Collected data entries

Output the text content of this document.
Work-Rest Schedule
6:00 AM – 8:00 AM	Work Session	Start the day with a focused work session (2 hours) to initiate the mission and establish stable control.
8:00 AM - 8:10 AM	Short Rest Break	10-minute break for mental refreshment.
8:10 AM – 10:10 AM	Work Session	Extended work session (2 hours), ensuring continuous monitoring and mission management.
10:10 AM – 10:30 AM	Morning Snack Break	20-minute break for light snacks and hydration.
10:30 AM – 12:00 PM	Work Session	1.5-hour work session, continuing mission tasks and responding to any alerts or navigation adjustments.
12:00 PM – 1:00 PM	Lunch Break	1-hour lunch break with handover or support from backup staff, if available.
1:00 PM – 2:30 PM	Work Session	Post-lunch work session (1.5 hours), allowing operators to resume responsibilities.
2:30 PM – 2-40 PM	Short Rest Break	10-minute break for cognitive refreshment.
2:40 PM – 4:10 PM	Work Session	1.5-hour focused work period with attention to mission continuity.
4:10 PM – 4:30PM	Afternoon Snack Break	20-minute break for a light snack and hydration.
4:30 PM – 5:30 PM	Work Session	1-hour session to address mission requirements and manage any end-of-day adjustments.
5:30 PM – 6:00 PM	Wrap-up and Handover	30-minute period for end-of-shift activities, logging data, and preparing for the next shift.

Given request — State how many lines of the data include the word "hours", with nothing else.

Exercise result — 3